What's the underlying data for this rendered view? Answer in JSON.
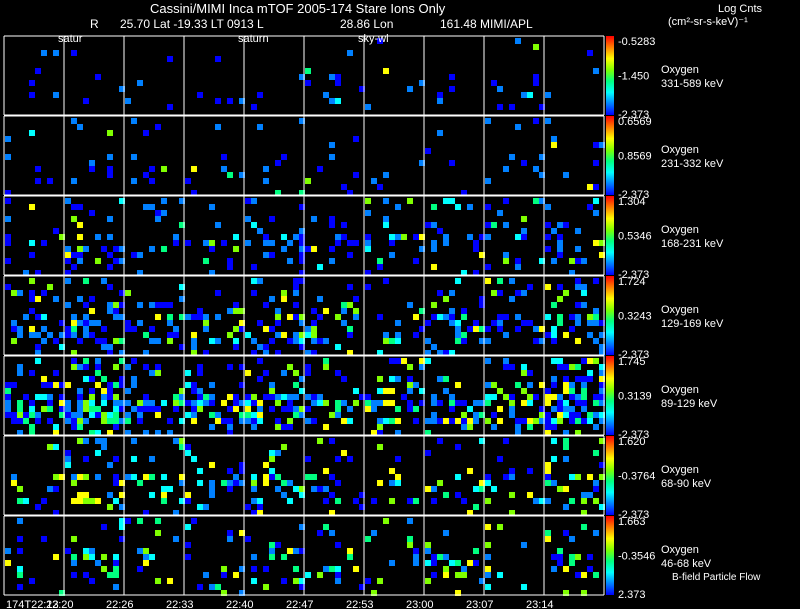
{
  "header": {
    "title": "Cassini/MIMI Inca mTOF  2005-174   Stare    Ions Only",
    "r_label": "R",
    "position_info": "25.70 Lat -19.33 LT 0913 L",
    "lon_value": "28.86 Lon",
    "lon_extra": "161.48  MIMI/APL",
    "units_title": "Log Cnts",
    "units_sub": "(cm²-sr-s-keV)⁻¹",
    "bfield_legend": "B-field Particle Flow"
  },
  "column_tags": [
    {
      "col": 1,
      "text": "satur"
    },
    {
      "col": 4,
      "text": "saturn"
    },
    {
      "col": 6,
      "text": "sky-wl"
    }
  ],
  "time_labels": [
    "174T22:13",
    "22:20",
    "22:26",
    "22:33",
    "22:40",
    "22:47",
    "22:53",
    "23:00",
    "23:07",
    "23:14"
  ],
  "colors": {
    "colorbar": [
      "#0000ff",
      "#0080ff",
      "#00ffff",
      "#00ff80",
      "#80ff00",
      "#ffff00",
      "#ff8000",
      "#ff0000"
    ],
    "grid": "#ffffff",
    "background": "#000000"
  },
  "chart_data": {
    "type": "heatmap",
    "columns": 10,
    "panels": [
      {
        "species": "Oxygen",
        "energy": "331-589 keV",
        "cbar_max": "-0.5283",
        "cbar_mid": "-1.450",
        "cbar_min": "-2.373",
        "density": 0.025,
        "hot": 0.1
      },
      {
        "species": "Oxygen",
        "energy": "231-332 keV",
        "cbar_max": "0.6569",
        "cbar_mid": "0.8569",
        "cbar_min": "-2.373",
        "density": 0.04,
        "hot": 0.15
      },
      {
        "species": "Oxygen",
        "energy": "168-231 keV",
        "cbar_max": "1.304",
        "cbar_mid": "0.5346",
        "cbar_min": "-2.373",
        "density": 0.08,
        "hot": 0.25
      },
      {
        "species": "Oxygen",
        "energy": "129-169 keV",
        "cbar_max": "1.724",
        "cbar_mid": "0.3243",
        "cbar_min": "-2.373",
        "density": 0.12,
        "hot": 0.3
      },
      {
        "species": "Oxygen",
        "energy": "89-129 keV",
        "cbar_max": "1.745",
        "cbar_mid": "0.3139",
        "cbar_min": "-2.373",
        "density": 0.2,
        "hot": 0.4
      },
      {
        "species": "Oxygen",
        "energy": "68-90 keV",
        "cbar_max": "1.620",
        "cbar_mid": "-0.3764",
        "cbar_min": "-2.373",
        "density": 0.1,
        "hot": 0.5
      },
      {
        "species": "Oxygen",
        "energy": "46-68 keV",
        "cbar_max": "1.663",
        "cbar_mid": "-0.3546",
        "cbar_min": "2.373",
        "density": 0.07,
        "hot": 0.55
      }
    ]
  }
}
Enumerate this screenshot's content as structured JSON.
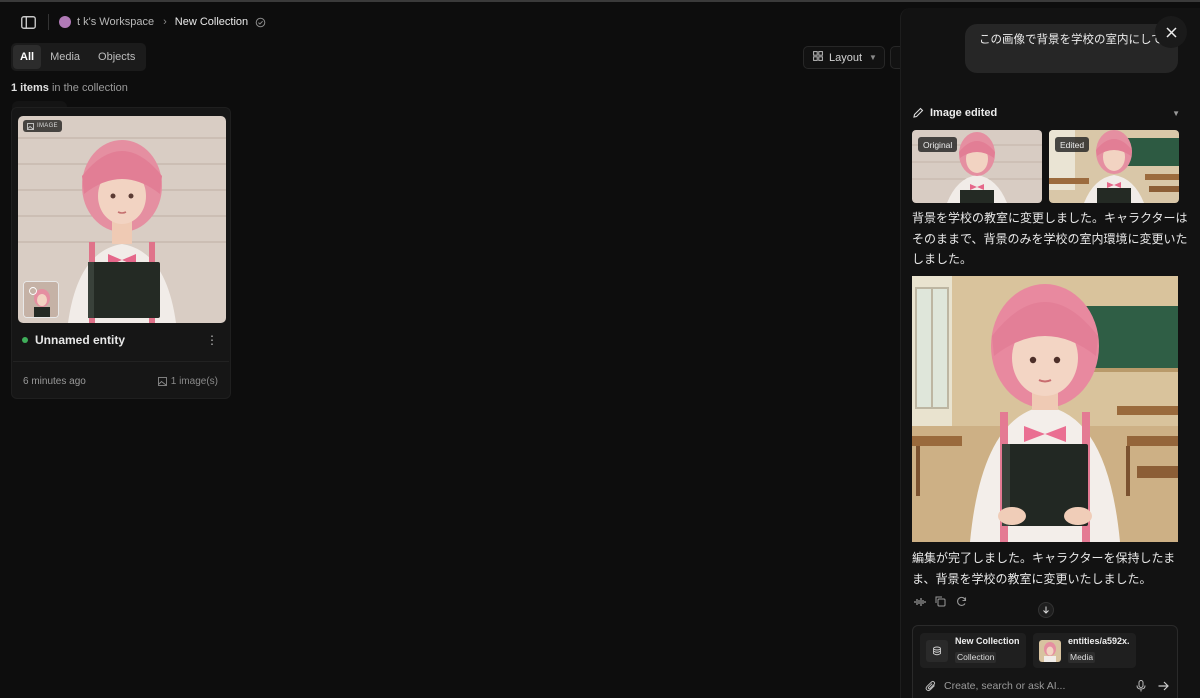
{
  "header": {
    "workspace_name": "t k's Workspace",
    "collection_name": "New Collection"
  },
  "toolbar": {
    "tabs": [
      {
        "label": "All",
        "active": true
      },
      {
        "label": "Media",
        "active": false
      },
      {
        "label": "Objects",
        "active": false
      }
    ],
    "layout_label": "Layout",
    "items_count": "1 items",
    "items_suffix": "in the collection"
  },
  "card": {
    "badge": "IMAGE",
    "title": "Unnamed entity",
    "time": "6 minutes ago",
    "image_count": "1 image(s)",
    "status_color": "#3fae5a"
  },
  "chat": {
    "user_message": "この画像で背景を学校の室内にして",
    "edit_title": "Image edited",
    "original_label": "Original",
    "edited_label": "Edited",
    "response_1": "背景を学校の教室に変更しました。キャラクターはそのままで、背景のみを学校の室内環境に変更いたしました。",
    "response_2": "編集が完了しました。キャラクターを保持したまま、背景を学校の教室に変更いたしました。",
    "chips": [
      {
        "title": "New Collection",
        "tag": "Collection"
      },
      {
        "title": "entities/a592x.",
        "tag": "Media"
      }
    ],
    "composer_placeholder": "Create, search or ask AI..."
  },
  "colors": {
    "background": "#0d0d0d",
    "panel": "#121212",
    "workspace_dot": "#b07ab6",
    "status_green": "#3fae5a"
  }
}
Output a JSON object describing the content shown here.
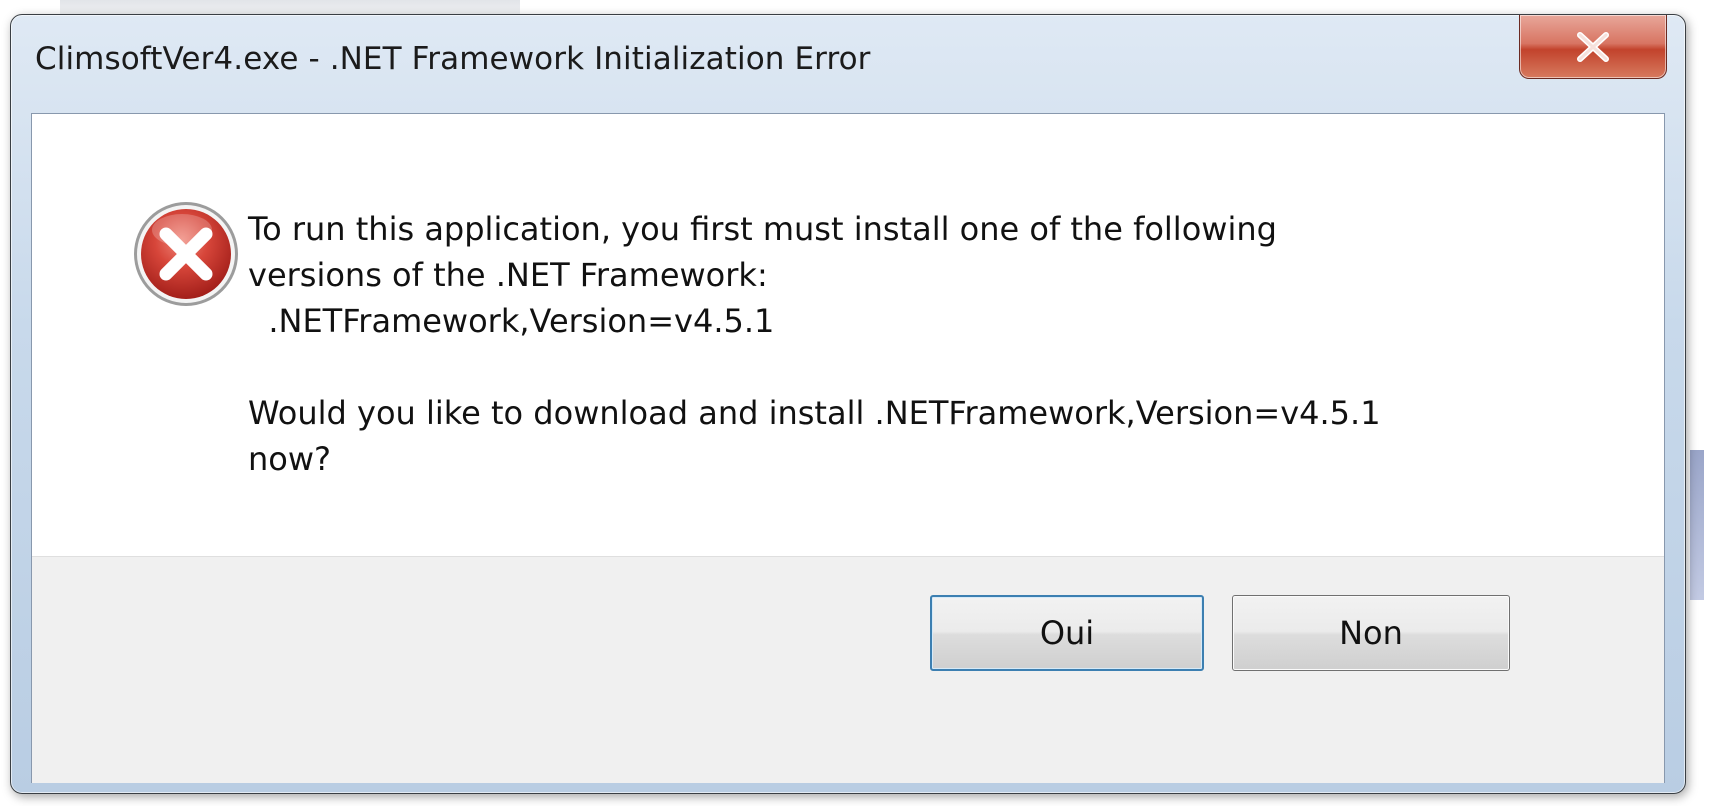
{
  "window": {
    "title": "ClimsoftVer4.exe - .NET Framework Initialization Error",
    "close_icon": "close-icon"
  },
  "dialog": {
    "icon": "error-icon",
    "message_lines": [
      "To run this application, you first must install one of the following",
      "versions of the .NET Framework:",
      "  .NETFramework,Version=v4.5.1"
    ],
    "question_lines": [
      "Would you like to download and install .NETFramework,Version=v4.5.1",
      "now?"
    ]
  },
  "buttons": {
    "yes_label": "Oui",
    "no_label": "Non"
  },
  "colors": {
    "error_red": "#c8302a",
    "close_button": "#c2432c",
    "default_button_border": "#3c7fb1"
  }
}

━━━━━━━━━━━━━━━━━━━━━━━━━━━━━━

▶ [TASK OBJECTIVE]:
Retype the whole listing exactly and leave the pictures out.

▶ [TASK RESPONSE]:
What's the underlying data for this rendered view? Answer in JSON.
{
  "header": {
    "title": "Cassini/MIMI Inca mTOF  2005-174   Stare    Ions Only",
    "r_label": "R",
    "position_info": "25.70 Lat -19.33 LT 0913 L",
    "lon_value": "28.86 Lon",
    "lon_extra": "161.48  MIMI/APL",
    "units_title": "Log Cnts",
    "units_sub": "(cm²-sr-s-keV)⁻¹",
    "bfield_legend": "B-field Particle Flow"
  },
  "column_tags": [
    {
      "col": 1,
      "text": "satur"
    },
    {
      "col": 4,
      "text": "saturn"
    },
    {
      "col": 6,
      "text": "sky-wl"
    }
  ],
  "time_labels": [
    "174T22:13",
    "22:20",
    "22:26",
    "22:33",
    "22:40",
    "22:47",
    "22:53",
    "23:00",
    "23:07",
    "23:14"
  ],
  "colors": {
    "colorbar": [
      "#0000ff",
      "#0080ff",
      "#00ffff",
      "#00ff80",
      "#80ff00",
      "#ffff00",
      "#ff8000",
      "#ff0000"
    ],
    "grid": "#ffffff",
    "background": "#000000"
  },
  "chart_data": {
    "type": "heatmap",
    "columns": 10,
    "panels": [
      {
        "species": "Oxygen",
        "energy": "331-589 keV",
        "cbar_max": "-0.5283",
        "cbar_mid": "-1.450",
        "cbar_min": "-2.373",
        "density": 0.025,
        "hot": 0.1
      },
      {
        "species": "Oxygen",
        "energy": "231-332 keV",
        "cbar_max": "0.6569",
        "cbar_mid": "0.8569",
        "cbar_min": "-2.373",
        "density": 0.04,
        "hot": 0.15
      },
      {
        "species": "Oxygen",
        "energy": "168-231 keV",
        "cbar_max": "1.304",
        "cbar_mid": "0.5346",
        "cbar_min": "-2.373",
        "density": 0.08,
        "hot": 0.25
      },
      {
        "species": "Oxygen",
        "energy": "129-169 keV",
        "cbar_max": "1.724",
        "cbar_mid": "0.3243",
        "cbar_min": "-2.373",
        "density": 0.12,
        "hot": 0.3
      },
      {
        "species": "Oxygen",
        "energy": "89-129 keV",
        "cbar_max": "1.745",
        "cbar_mid": "0.3139",
        "cbar_min": "-2.373",
        "density": 0.2,
        "hot": 0.4
      },
      {
        "species": "Oxygen",
        "energy": "68-90 keV",
        "cbar_max": "1.620",
        "cbar_mid": "-0.3764",
        "cbar_min": "-2.373",
        "density": 0.1,
        "hot": 0.5
      },
      {
        "species": "Oxygen",
        "energy": "46-68 keV",
        "cbar_max": "1.663",
        "cbar_mid": "-0.3546",
        "cbar_min": "2.373",
        "density": 0.07,
        "hot": 0.55
      }
    ]
  }
}
Enumerate this screenshot's content as structured JSON.
{
  "header": {
    "workspace_name": "t k's Workspace",
    "collection_name": "New Collection"
  },
  "toolbar": {
    "tabs": [
      {
        "label": "All",
        "active": true
      },
      {
        "label": "Media",
        "active": false
      },
      {
        "label": "Objects",
        "active": false
      }
    ],
    "layout_label": "Layout",
    "items_count": "1 items",
    "items_suffix": "in the collection"
  },
  "card": {
    "badge": "IMAGE",
    "title": "Unnamed entity",
    "time": "6 minutes ago",
    "image_count": "1 image(s)",
    "status_color": "#3fae5a"
  },
  "chat": {
    "user_message": "この画像で背景を学校の室内にして",
    "edit_title": "Image edited",
    "original_label": "Original",
    "edited_label": "Edited",
    "response_1": "背景を学校の教室に変更しました。キャラクターはそのままで、背景のみを学校の室内環境に変更いたしました。",
    "response_2": "編集が完了しました。キャラクターを保持したまま、背景を学校の教室に変更いたしました。",
    "chips": [
      {
        "title": "New Collection",
        "tag": "Collection"
      },
      {
        "title": "entities/a592x.",
        "tag": "Media"
      }
    ],
    "composer_placeholder": "Create, search or ask AI..."
  },
  "colors": {
    "background": "#0d0d0d",
    "panel": "#121212",
    "workspace_dot": "#b07ab6",
    "status_green": "#3fae5a"
  }
}
Output a JSON object describing the content shown here.
{
  "window": {
    "title": "ClimsoftVer4.exe - .NET Framework Initialization Error",
    "close_icon": "close-icon"
  },
  "dialog": {
    "icon": "error-icon",
    "message_lines": [
      "To run this application, you first must install one of the following",
      "versions of the .NET Framework:",
      "  .NETFramework,Version=v4.5.1"
    ],
    "question_lines": [
      "Would you like to download and install .NETFramework,Version=v4.5.1",
      "now?"
    ]
  },
  "buttons": {
    "yes_label": "Oui",
    "no_label": "Non"
  },
  "colors": {
    "error_red": "#c8302a",
    "close_button": "#c2432c",
    "default_button_border": "#3c7fb1"
  }
}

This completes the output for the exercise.